§ **TASK OBJECTIVE**:
Check each line of the listing for the word "cicatrisation" and report how many lines contain it, giving nothing but the number.
______
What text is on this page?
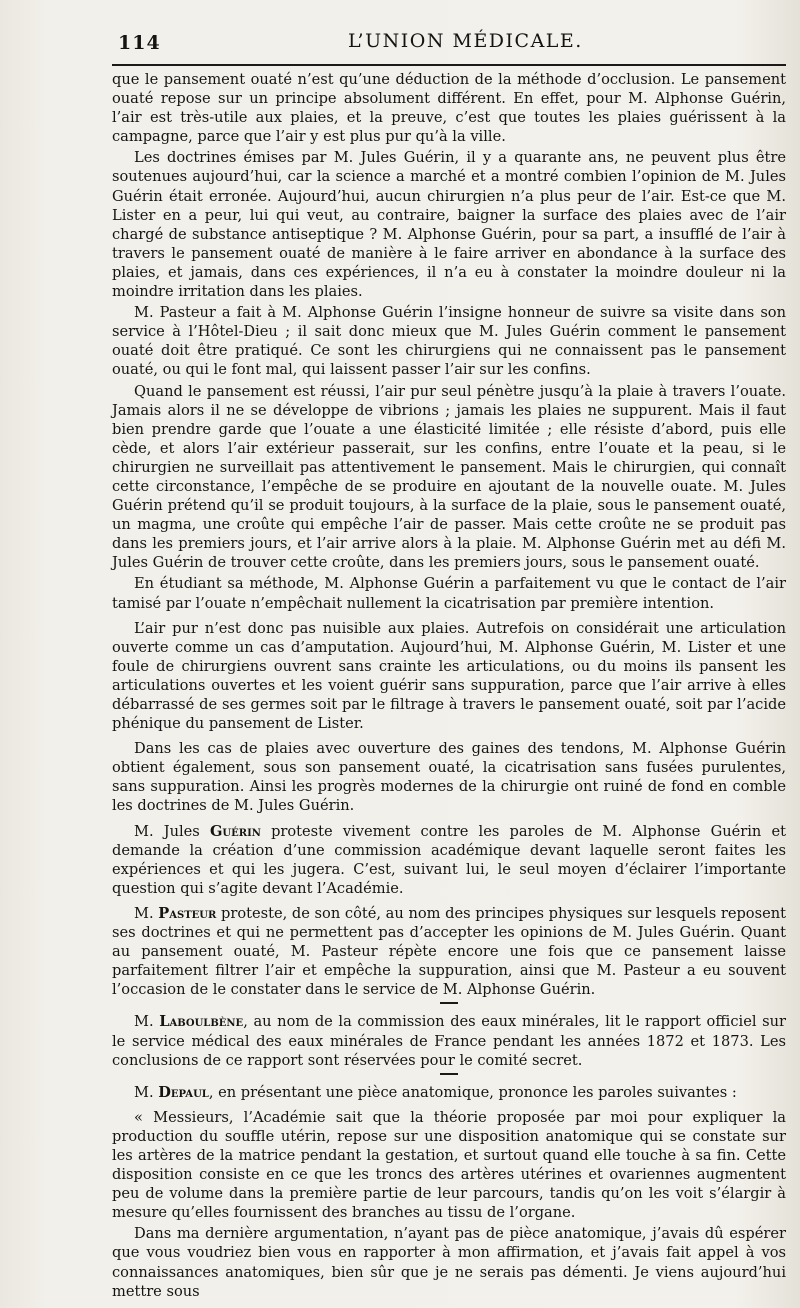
114	L’UNION MÉDICALE.

que le pansement ouaté n’est qu’une déduction de la méthode d’occlusion. Le pansement ouaté repose sur un principe absolument différent. En effet, pour M. Alphonse Guérin, l’air est très-utile aux plaies, et la preuve, c’est que toutes les plaies guérissent à la campagne, parce que l’air y est plus pur qu’à la ville.

Les doctrines émises par M. Jules Guérin, il y a quarante ans, ne peuvent plus être soutenues aujourd’hui, car la science a marché et a montré combien l’opinion de M. Jules Guérin était erronée. Aujourd’hui, aucun chirurgien n’a plus peur de l’air. Est-ce que M. Lister en a peur, lui qui veut, au contraire, baigner la surface des plaies avec de l’air chargé de substance antiseptique ? M. Alphonse Guérin, pour sa part, a insufflé de l’air à travers le pansement ouaté de manière à le faire arriver en abondance à la surface des plaies, et jamais, dans ces expériences, il n’a eu à constater la moindre douleur ni la moindre irritation dans les plaies.

M. Pasteur a fait à M. Alphonse Guérin l’insigne honneur de suivre sa visite dans son service à l’Hôtel-Dieu ; il sait donc mieux que M. Jules Guérin comment le pansement ouaté doit être pratiqué. Ce sont les chirurgiens qui ne connaissent pas le pansement ouaté, ou qui le font mal, qui laissent passer l’air sur les confins.

Quand le pansement est réussi, l’air pur seul pénètre jusqu’à la plaie à travers l’ouate. Jamais alors il ne se développe de vibrions ; jamais les plaies ne suppurent. Mais il faut bien prendre garde que l’ouate a une élasticité limitée ; elle résiste d’abord, puis elle cède, et alors l’air extérieur passerait, sur les confins, entre l’ouate et la peau, si le chirurgien ne surveillait pas attentivement le pansement. Mais le chirurgien, qui connaît cette circonstance, l’empêche de se produire en ajoutant de la nouvelle ouate. M. Jules Guérin prétend qu’il se produit toujours, à la surface de la plaie, sous le pansement ouaté, un magma, une croûte qui empêche l’air de passer. Mais cette croûte ne se produit pas dans les premiers jours, et l’air arrive alors à la plaie. M. Alphonse Guérin met au défi M. Jules Guérin de trouver cette croûte, dans les premiers jours, sous le pansement ouaté.

En étudiant sa méthode, M. Alphonse Guérin a parfaitement vu que le contact de l’air tamisé par l’ouate n’empêchait nullement la cicatrisation par première intention.

L’air pur n’est donc pas nuisible aux plaies. Autrefois on considérait une articulation ouverte comme un cas d’amputation. Aujourd’hui, M. Alphonse Guérin, M. Lister et une foule de chirurgiens ouvrent sans crainte les articulations, ou du moins ils pansent les articulations ouvertes et les voient guérir sans suppuration, parce que l’air arrive à elles débarrassé de ses germes soit par le filtrage à travers le pansement ouaté, soit par l’acide phénique du pansement de Lister.

Dans les cas de plaies avec ouverture des gaines des tendons, M. Alphonse Guérin obtient également, sous son pansement ouaté, la cicatrisation sans fusées purulentes, sans suppuration. Ainsi les progrès modernes de la chirurgie ont ruiné de fond en comble les doctrines de M. Jules Guérin.

M. Jules Guérin proteste vivement contre les paroles de M. Alphonse Guérin et demande la création d’une commission académique devant laquelle seront faites les expériences et qui les jugera. C’est, suivant lui, le seul moyen d’éclairer l’importante question qui s’agite devant l’Académie.

M. Pasteur proteste, de son côté, au nom des principes physiques sur lesquels reposent ses doctrines et qui ne permettent pas d’accepter les opinions de M. Jules Guérin. Quant au pansement ouaté, M. Pasteur répète encore une fois que ce pansement laisse parfaitement filtrer l’air et empêche la suppuration, ainsi que M. Pasteur a eu souvent l’occasion de le constater dans le service de M. Alphonse Guérin.

M. Laboulbène, au nom de la commission des eaux minérales, lit le rapport officiel sur le service médical des eaux minérales de France pendant les années 1872 et 1873. Les conclusions de ce rapport sont réservées pour le comité secret.

M. Depaul, en présentant une pièce anatomique, prononce les paroles suivantes :

« Messieurs, l’Académie sait que la théorie proposée par moi pour expliquer la production du souffle utérin, repose sur une disposition anatomique qui se constate sur les artères de la matrice pendant la gestation, et surtout quand elle touche à sa fin. Cette disposition consiste en ce que les troncs des artères utérines et ovariennes augmentent peu de volume dans la première partie de leur parcours, tandis qu’on les voit s’élargir à mesure qu’elles fournissent des branches au tissu de l’organe.

Dans ma dernière argumentation, n’ayant pas de pièce anatomique, j’avais dû espérer que vous voudriez bien vous en rapporter à mon affirmation, et j’avais fait appel à vos connaissances anatomiques, bien sûr que je ne serais pas démenti. Je viens aujourd’hui mettre sous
______
§ **EXERCISE ANSWER**:
2